### Task to carry out
Make an exact copy of the entries below.

### Records for processing
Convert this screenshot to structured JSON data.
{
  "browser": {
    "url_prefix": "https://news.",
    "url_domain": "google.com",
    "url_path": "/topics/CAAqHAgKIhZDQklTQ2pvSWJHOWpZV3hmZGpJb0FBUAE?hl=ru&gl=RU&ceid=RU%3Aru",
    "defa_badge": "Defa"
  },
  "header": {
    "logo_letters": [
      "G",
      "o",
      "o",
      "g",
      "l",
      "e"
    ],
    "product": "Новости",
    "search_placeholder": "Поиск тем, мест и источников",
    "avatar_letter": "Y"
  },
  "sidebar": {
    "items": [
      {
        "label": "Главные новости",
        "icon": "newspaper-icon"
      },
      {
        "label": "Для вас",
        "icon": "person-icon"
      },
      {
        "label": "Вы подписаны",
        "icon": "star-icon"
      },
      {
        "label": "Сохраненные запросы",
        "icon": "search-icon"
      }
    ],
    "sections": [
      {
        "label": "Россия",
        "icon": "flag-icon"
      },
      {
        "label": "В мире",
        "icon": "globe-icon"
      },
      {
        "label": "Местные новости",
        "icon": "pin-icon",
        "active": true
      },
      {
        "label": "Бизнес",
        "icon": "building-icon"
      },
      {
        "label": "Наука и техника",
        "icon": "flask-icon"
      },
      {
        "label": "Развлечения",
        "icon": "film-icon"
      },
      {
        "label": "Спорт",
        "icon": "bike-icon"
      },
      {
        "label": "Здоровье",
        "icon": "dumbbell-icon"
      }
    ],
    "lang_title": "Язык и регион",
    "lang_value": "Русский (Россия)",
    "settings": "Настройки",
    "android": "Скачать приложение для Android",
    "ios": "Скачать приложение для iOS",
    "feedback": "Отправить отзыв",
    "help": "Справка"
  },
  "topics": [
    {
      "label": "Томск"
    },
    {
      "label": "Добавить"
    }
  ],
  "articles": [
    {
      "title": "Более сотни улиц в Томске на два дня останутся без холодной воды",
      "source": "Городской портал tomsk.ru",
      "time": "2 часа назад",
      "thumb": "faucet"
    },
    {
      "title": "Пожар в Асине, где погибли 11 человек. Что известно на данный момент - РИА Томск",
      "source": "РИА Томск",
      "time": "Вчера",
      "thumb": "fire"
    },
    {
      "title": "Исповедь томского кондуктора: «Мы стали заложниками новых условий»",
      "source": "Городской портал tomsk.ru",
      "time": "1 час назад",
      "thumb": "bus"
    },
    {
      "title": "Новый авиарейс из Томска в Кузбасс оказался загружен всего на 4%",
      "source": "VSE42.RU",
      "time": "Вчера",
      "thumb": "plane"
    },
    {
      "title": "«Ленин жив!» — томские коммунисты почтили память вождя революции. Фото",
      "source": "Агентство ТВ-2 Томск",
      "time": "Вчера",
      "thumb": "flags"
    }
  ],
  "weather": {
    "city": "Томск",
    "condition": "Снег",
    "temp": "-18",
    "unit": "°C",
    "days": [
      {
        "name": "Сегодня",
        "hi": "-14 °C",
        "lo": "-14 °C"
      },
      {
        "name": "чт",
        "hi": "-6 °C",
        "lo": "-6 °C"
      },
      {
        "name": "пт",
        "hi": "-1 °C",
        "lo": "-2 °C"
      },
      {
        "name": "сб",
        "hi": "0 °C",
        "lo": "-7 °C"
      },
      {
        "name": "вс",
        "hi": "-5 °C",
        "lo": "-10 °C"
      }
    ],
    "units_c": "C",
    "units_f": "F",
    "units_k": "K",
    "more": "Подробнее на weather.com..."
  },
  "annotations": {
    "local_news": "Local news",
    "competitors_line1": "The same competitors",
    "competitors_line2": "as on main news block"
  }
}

### Solution to the exercise
Convert this screenshot to structured JSON data.
{
  "browser": {
    "url_prefix": "https://news.",
    "url_domain": "google.com",
    "url_path": "/topics/CAAqHAgKIhZDQklTQ2pvSWJHOWpZV3hmZGpJb0FBUAE?hl=ru&gl=RU&ceid=RU%3Aru",
    "defa_badge": "Defa"
  },
  "header": {
    "logo_letters": [
      "G",
      "o",
      "o",
      "g",
      "l",
      "e"
    ],
    "product": "Новости",
    "search_placeholder": "Поиск тем, мест и источников",
    "avatar_letter": "Y"
  },
  "sidebar": {
    "items": [
      {
        "label": "Главные новости",
        "icon": "newspaper-icon"
      },
      {
        "label": "Для вас",
        "icon": "person-icon"
      },
      {
        "label": "Вы подписаны",
        "icon": "star-icon"
      },
      {
        "label": "Сохраненные запросы",
        "icon": "search-icon"
      }
    ],
    "sections": [
      {
        "label": "Россия",
        "icon": "flag-icon"
      },
      {
        "label": "В мире",
        "icon": "globe-icon"
      },
      {
        "label": "Местные новости",
        "icon": "pin-icon",
        "active": true
      },
      {
        "label": "Бизнес",
        "icon": "building-icon"
      },
      {
        "label": "Наука и техника",
        "icon": "flask-icon"
      },
      {
        "label": "Развлечения",
        "icon": "film-icon"
      },
      {
        "label": "Спорт",
        "icon": "bike-icon"
      },
      {
        "label": "Здоровье",
        "icon": "dumbbell-icon"
      }
    ],
    "lang_title": "Язык и регион",
    "lang_value": "Русский (Россия)",
    "settings": "Настройки",
    "android": "Скачать приложение для Android",
    "ios": "Скачать приложение для iOS",
    "feedback": "Отправить отзыв",
    "help": "Справка"
  },
  "topics": [
    {
      "label": "Томск"
    },
    {
      "label": "Добавить"
    }
  ],
  "articles": [
    {
      "title": "Более сотни улиц в Томске на два дня останутся без холодной воды",
      "source": "Городской портал tomsk.ru",
      "time": "2 часа назад",
      "thumb": "faucet"
    },
    {
      "title": "Пожар в Асине, где погибли 11 человек. Что известно на данный момент - РИА Томск",
      "source": "РИА Томск",
      "time": "Вчера",
      "thumb": "fire"
    },
    {
      "title": "Исповедь томского кондуктора: «Мы стали заложниками новых условий»",
      "source": "Городской портал tomsk.ru",
      "time": "1 час назад",
      "thumb": "bus"
    },
    {
      "title": "Новый авиарейс из Томска в Кузбасс оказался загружен всего на 4%",
      "source": "VSE42.RU",
      "time": "Вчера",
      "thumb": "plane"
    },
    {
      "title": "«Ленин жив!» — томские коммунисты почтили память вождя революции. Фото",
      "source": "Агентство ТВ-2 Томск",
      "time": "Вчера",
      "thumb": "flags"
    }
  ],
  "weather": {
    "city": "Томск",
    "condition": "Снег",
    "temp": "-18",
    "unit": "°C",
    "days": [
      {
        "name": "Сегодня",
        "hi": "-14 °C",
        "lo": "-14 °C"
      },
      {
        "name": "чт",
        "hi": "-6 °C",
        "lo": "-6 °C"
      },
      {
        "name": "пт",
        "hi": "-1 °C",
        "lo": "-2 °C"
      },
      {
        "name": "сб",
        "hi": "0 °C",
        "lo": "-7 °C"
      },
      {
        "name": "вс",
        "hi": "-5 °C",
        "lo": "-10 °C"
      }
    ],
    "units_c": "C",
    "units_f": "F",
    "units_k": "K",
    "more": "Подробнее на weather.com..."
  },
  "annotations": {
    "local_news": "Local news",
    "competitors_line1": "The same competitors",
    "competitors_line2": "as on main news block"
  }
}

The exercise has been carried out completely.